DIRECTION →
Leave out the pictures and transcribe the rest of the records exactly.

RECORDS SHOWN →
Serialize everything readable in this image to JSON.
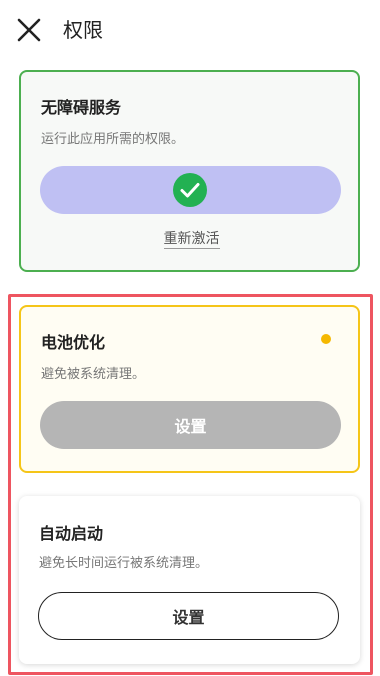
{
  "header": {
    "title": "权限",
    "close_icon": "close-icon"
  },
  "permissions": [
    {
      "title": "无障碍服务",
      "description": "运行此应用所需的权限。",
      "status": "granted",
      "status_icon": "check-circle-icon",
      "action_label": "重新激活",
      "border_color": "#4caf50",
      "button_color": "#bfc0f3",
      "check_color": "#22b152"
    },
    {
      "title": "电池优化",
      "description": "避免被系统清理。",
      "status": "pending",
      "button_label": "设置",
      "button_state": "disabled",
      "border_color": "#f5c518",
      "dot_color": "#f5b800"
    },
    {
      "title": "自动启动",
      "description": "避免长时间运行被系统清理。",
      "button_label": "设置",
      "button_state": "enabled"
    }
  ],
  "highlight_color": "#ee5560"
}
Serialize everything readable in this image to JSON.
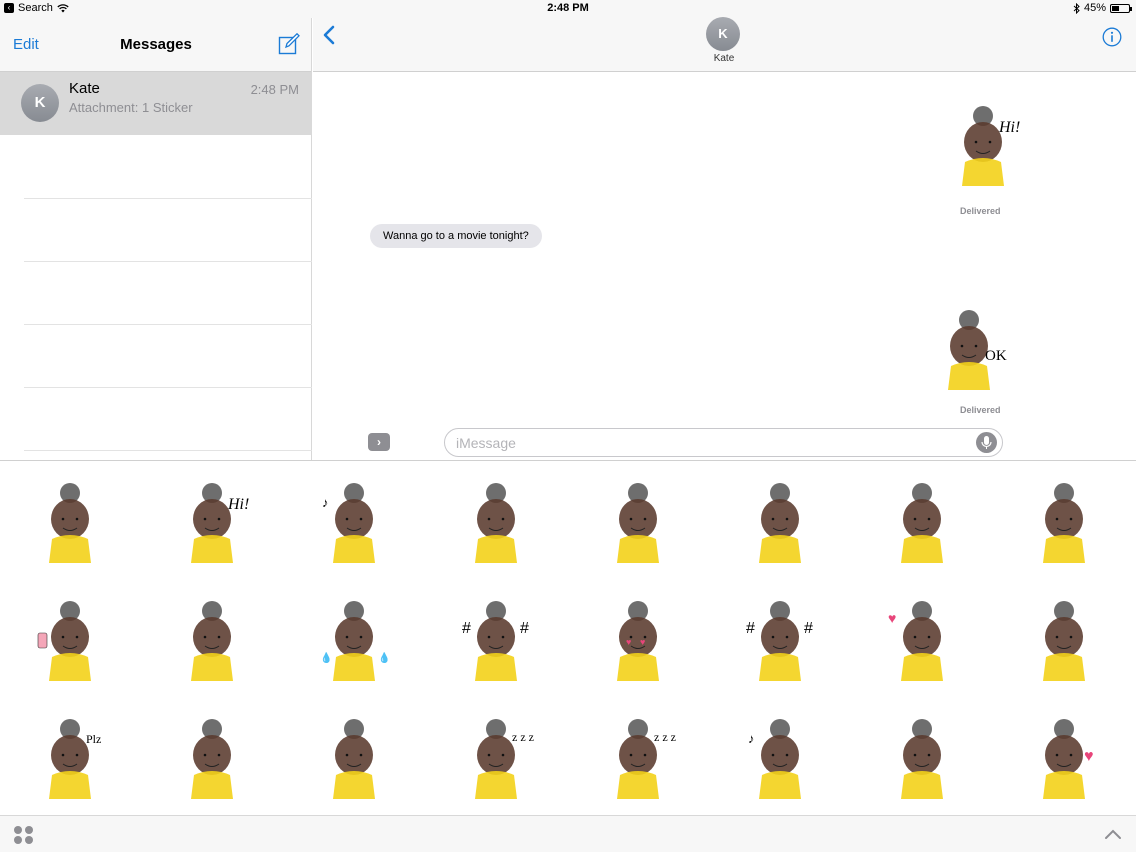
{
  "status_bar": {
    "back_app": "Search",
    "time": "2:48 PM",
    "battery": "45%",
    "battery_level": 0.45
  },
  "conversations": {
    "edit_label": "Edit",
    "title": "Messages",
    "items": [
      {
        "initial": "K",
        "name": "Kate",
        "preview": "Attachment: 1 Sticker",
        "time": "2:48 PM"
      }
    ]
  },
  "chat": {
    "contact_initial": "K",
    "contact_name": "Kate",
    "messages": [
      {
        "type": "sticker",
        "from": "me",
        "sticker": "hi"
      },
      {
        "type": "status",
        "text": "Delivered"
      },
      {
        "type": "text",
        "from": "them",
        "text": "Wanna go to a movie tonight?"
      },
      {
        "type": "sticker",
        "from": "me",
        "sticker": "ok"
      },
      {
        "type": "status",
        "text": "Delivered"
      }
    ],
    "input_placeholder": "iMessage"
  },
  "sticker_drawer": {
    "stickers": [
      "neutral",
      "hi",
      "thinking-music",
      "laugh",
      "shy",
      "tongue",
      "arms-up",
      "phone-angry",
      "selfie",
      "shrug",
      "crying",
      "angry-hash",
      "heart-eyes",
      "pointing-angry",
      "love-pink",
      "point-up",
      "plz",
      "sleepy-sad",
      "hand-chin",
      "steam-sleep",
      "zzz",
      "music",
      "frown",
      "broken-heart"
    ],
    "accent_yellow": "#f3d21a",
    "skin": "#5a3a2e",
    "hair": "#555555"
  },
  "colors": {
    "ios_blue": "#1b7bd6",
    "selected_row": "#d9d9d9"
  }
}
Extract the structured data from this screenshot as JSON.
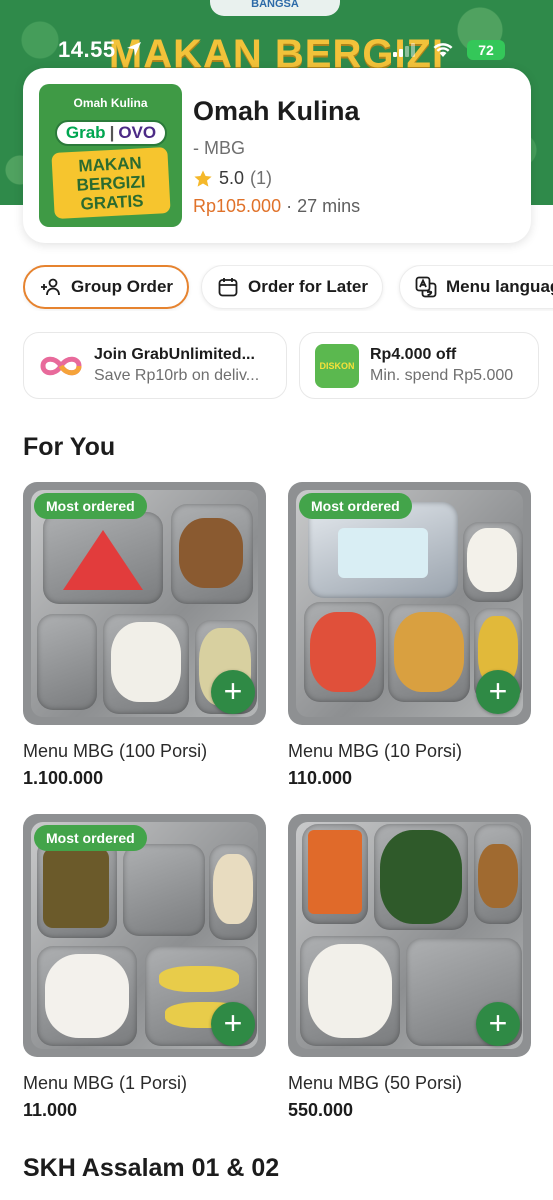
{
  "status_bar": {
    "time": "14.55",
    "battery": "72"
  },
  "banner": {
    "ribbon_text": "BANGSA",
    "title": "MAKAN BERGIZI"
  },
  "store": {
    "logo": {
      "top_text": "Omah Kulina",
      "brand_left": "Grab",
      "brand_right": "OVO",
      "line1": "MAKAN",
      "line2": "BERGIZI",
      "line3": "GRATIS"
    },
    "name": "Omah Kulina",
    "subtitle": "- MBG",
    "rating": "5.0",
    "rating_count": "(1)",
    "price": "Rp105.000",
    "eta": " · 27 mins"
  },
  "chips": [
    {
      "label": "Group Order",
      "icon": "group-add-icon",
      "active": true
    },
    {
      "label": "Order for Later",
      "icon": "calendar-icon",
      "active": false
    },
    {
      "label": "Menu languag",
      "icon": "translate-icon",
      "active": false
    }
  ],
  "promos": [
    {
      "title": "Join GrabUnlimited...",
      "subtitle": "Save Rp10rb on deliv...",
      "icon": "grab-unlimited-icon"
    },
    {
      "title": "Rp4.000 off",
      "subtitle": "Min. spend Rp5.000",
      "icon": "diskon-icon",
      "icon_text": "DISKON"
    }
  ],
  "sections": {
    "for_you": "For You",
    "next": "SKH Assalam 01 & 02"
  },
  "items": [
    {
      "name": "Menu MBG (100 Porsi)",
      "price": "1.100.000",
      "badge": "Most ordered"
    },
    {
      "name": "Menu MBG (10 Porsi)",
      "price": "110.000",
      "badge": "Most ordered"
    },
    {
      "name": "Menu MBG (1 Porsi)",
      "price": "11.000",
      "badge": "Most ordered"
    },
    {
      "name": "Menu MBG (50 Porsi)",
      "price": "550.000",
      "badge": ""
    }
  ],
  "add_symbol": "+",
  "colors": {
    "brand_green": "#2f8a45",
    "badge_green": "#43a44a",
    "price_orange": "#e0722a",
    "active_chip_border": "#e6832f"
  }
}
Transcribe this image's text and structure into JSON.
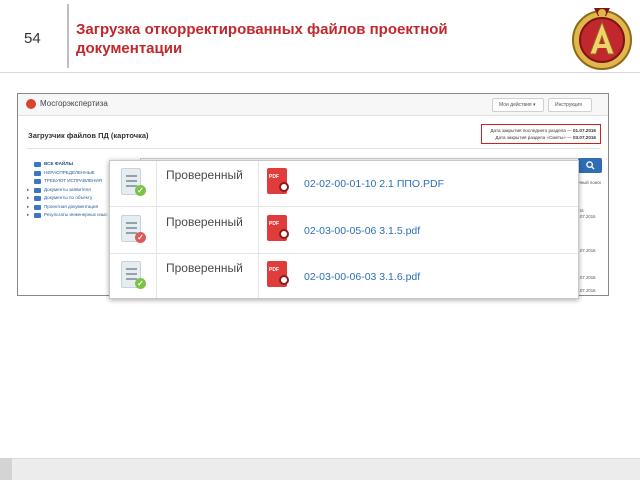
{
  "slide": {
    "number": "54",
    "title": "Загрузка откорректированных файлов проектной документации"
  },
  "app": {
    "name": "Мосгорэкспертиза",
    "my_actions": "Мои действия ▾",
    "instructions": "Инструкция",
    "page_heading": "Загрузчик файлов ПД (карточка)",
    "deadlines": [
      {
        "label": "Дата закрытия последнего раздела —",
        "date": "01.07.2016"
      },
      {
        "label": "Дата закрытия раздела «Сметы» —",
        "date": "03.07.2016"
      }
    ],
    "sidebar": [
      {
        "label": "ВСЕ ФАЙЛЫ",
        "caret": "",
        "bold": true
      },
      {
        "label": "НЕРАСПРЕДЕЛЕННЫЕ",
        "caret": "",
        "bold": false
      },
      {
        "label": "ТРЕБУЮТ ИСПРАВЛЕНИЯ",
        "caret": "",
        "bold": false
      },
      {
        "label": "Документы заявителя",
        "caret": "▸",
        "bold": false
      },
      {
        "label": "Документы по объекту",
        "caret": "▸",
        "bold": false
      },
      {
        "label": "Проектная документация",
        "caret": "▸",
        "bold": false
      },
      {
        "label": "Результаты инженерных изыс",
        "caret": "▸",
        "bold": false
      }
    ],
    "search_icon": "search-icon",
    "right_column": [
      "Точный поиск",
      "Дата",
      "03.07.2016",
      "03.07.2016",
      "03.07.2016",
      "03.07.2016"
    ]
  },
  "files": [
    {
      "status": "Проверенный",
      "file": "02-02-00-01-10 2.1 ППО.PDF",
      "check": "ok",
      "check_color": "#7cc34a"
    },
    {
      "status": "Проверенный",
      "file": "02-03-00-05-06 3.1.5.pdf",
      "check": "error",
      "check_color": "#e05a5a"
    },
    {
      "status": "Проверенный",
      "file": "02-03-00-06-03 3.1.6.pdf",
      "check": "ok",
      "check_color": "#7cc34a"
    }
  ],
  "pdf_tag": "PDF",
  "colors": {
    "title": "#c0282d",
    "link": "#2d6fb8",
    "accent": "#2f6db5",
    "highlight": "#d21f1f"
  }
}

EXERCISE SOLUTION →
Serialize everything readable in this image to JSON.
{
  "header": {
    "title": "权限",
    "close_icon": "close-icon"
  },
  "permissions": [
    {
      "title": "无障碍服务",
      "description": "运行此应用所需的权限。",
      "status": "granted",
      "status_icon": "check-circle-icon",
      "action_label": "重新激活",
      "border_color": "#4caf50",
      "button_color": "#bfc0f3",
      "check_color": "#22b152"
    },
    {
      "title": "电池优化",
      "description": "避免被系统清理。",
      "status": "pending",
      "button_label": "设置",
      "button_state": "disabled",
      "border_color": "#f5c518",
      "dot_color": "#f5b800"
    },
    {
      "title": "自动启动",
      "description": "避免长时间运行被系统清理。",
      "button_label": "设置",
      "button_state": "enabled"
    }
  ],
  "highlight_color": "#ee5560"
}
Serialize everything readable in this image to JSON.
{
  "status_bar": {
    "back_app": "Search",
    "time": "2:48 PM",
    "battery": "45%",
    "battery_level": 0.45
  },
  "conversations": {
    "edit_label": "Edit",
    "title": "Messages",
    "items": [
      {
        "initial": "K",
        "name": "Kate",
        "preview": "Attachment: 1 Sticker",
        "time": "2:48 PM"
      }
    ]
  },
  "chat": {
    "contact_initial": "K",
    "contact_name": "Kate",
    "messages": [
      {
        "type": "sticker",
        "from": "me",
        "sticker": "hi"
      },
      {
        "type": "status",
        "text": "Delivered"
      },
      {
        "type": "text",
        "from": "them",
        "text": "Wanna go to a movie tonight?"
      },
      {
        "type": "sticker",
        "from": "me",
        "sticker": "ok"
      },
      {
        "type": "status",
        "text": "Delivered"
      }
    ],
    "input_placeholder": "iMessage"
  },
  "sticker_drawer": {
    "stickers": [
      "neutral",
      "hi",
      "thinking-music",
      "laugh",
      "shy",
      "tongue",
      "arms-up",
      "phone-angry",
      "selfie",
      "shrug",
      "crying",
      "angry-hash",
      "heart-eyes",
      "pointing-angry",
      "love-pink",
      "point-up",
      "plz",
      "sleepy-sad",
      "hand-chin",
      "steam-sleep",
      "zzz",
      "music",
      "frown",
      "broken-heart"
    ],
    "accent_yellow": "#f3d21a",
    "skin": "#5a3a2e",
    "hair": "#555555"
  },
  "colors": {
    "ios_blue": "#1b7bd6",
    "selected_row": "#d9d9d9"
  }
}
Extract the structured data from this screenshot as JSON.
{
  "status_bar": {
    "time": "14.55",
    "battery": "72"
  },
  "banner": {
    "ribbon_text": "BANGSA",
    "title": "MAKAN BERGIZI"
  },
  "store": {
    "logo": {
      "top_text": "Omah Kulina",
      "brand_left": "Grab",
      "brand_right": "OVO",
      "line1": "MAKAN",
      "line2": "BERGIZI",
      "line3": "GRATIS"
    },
    "name": "Omah Kulina",
    "subtitle": "- MBG",
    "rating": "5.0",
    "rating_count": "(1)",
    "price": "Rp105.000",
    "eta": " · 27 mins"
  },
  "chips": [
    {
      "label": "Group Order",
      "icon": "group-add-icon",
      "active": true
    },
    {
      "label": "Order for Later",
      "icon": "calendar-icon",
      "active": false
    },
    {
      "label": "Menu languag",
      "icon": "translate-icon",
      "active": false
    }
  ],
  "promos": [
    {
      "title": "Join GrabUnlimited...",
      "subtitle": "Save Rp10rb on deliv...",
      "icon": "grab-unlimited-icon"
    },
    {
      "title": "Rp4.000 off",
      "subtitle": "Min. spend Rp5.000",
      "icon": "diskon-icon",
      "icon_text": "DISKON"
    }
  ],
  "sections": {
    "for_you": "For You",
    "next": "SKH Assalam 01 & 02"
  },
  "items": [
    {
      "name": "Menu MBG (100 Porsi)",
      "price": "1.100.000",
      "badge": "Most ordered"
    },
    {
      "name": "Menu MBG (10 Porsi)",
      "price": "110.000",
      "badge": "Most ordered"
    },
    {
      "name": "Menu MBG (1 Porsi)",
      "price": "11.000",
      "badge": "Most ordered"
    },
    {
      "name": "Menu MBG (50 Porsi)",
      "price": "550.000",
      "badge": ""
    }
  ],
  "add_symbol": "+",
  "colors": {
    "brand_green": "#2f8a45",
    "badge_green": "#43a44a",
    "price_orange": "#e0722a",
    "active_chip_border": "#e6832f"
  }
}
Transcribe this image's text and structure into JSON.
{
  "slide": {
    "number": "54",
    "title": "Загрузка откорректированных файлов проектной документации"
  },
  "app": {
    "name": "Мосгорэкспертиза",
    "my_actions": "Мои действия ▾",
    "instructions": "Инструкция",
    "page_heading": "Загрузчик файлов ПД (карточка)",
    "deadlines": [
      {
        "label": "Дата закрытия последнего раздела —",
        "date": "01.07.2016"
      },
      {
        "label": "Дата закрытия раздела «Сметы» —",
        "date": "03.07.2016"
      }
    ],
    "sidebar": [
      {
        "label": "ВСЕ ФАЙЛЫ",
        "caret": "",
        "bold": true
      },
      {
        "label": "НЕРАСПРЕДЕЛЕННЫЕ",
        "caret": "",
        "bold": false
      },
      {
        "label": "ТРЕБУЮТ ИСПРАВЛЕНИЯ",
        "caret": "",
        "bold": false
      },
      {
        "label": "Документы заявителя",
        "caret": "▸",
        "bold": false
      },
      {
        "label": "Документы по объекту",
        "caret": "▸",
        "bold": false
      },
      {
        "label": "Проектная документация",
        "caret": "▸",
        "bold": false
      },
      {
        "label": "Результаты инженерных изыс",
        "caret": "▸",
        "bold": false
      }
    ],
    "search_icon": "search-icon",
    "right_column": [
      "Точный поиск",
      "Дата",
      "03.07.2016",
      "03.07.2016",
      "03.07.2016",
      "03.07.2016"
    ]
  },
  "files": [
    {
      "status": "Проверенный",
      "file": "02-02-00-01-10 2.1 ППО.PDF",
      "check": "ok",
      "check_color": "#7cc34a"
    },
    {
      "status": "Проверенный",
      "file": "02-03-00-05-06 3.1.5.pdf",
      "check": "error",
      "check_color": "#e05a5a"
    },
    {
      "status": "Проверенный",
      "file": "02-03-00-06-03 3.1.6.pdf",
      "check": "ok",
      "check_color": "#7cc34a"
    }
  ],
  "pdf_tag": "PDF",
  "colors": {
    "title": "#c0282d",
    "link": "#2d6fb8",
    "accent": "#2f6db5",
    "highlight": "#d21f1f"
  }
}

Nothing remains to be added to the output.